[Records from a data source]
## start

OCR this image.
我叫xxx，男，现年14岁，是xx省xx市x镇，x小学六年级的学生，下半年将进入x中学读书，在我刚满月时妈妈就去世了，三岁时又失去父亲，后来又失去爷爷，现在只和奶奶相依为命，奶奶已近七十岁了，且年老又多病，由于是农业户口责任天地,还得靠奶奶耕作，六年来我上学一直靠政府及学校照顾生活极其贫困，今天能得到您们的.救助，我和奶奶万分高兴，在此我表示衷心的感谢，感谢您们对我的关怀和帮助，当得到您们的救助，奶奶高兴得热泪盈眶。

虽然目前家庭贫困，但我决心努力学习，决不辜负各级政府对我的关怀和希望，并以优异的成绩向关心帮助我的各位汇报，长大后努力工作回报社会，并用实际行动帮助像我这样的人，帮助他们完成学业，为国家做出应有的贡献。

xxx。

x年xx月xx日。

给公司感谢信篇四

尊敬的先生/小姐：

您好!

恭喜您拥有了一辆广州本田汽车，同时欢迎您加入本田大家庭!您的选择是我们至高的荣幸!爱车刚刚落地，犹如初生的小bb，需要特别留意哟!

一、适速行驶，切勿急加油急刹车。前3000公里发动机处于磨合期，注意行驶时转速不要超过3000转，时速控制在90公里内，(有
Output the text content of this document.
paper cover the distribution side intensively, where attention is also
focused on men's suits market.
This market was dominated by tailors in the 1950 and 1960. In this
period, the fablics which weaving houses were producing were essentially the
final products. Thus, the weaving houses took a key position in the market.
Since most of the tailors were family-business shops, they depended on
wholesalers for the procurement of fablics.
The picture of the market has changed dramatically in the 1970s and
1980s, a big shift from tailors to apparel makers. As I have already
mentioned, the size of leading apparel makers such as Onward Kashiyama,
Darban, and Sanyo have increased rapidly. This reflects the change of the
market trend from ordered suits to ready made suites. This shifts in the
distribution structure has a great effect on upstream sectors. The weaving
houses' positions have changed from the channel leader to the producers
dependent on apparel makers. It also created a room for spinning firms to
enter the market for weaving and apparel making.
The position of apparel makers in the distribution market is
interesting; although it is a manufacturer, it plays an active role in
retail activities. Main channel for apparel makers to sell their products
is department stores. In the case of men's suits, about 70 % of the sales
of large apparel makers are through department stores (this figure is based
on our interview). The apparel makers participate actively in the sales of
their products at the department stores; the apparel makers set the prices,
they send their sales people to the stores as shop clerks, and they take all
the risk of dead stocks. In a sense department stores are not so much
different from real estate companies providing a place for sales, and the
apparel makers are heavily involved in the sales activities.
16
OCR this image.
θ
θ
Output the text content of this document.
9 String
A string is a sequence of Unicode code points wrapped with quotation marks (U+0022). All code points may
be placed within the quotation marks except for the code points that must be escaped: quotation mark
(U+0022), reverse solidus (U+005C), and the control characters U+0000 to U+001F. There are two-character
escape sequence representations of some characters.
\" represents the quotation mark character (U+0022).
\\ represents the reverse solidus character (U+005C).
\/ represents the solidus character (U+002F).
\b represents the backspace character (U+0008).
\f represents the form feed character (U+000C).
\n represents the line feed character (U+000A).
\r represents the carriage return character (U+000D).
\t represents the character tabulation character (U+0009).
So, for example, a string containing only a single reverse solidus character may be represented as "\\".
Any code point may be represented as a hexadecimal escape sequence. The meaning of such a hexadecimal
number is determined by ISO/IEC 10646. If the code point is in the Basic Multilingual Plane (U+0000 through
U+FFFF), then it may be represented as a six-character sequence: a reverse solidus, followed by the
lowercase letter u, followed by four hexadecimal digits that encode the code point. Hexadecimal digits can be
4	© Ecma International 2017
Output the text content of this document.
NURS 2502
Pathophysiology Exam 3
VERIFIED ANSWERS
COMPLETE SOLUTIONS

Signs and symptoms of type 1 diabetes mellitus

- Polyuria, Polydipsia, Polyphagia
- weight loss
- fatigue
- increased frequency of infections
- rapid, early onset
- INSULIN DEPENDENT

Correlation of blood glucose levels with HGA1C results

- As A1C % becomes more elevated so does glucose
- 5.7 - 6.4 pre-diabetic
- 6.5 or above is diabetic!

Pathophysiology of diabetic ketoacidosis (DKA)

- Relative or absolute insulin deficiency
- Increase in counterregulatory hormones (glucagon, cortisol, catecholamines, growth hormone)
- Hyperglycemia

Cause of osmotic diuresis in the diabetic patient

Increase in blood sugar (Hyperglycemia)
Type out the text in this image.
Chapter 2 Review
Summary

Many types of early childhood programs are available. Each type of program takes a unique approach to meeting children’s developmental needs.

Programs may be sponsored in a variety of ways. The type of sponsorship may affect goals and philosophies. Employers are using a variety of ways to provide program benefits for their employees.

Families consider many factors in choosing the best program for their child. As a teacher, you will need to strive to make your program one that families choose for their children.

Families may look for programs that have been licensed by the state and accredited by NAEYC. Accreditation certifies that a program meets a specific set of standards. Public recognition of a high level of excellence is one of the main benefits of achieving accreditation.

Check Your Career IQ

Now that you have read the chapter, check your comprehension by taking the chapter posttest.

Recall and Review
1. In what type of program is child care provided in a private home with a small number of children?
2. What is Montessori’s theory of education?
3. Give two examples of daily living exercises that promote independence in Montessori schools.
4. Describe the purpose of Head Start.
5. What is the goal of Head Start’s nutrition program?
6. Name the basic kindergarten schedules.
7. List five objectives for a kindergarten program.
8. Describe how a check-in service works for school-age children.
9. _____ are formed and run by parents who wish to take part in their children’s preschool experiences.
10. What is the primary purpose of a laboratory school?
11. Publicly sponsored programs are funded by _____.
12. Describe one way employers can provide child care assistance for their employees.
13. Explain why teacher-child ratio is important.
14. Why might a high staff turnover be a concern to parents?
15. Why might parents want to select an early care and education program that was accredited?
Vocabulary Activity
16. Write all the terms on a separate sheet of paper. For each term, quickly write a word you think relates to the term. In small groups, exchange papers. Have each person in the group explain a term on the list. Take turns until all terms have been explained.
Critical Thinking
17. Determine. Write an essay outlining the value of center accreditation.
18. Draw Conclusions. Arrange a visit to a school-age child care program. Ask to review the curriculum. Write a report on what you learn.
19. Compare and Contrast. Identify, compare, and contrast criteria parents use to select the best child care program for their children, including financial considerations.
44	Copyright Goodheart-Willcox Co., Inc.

## end

Copy out all lines where the word "paper" appears.

paper cover the distribution side intensively, where attention is also
16. Write all the terms on a separate sheet of paper. For each term, quickly write a word you think relates to the term. In small groups, exchange papers. Have each person in the group explain a term on the list. Take turns until all terms have been explained.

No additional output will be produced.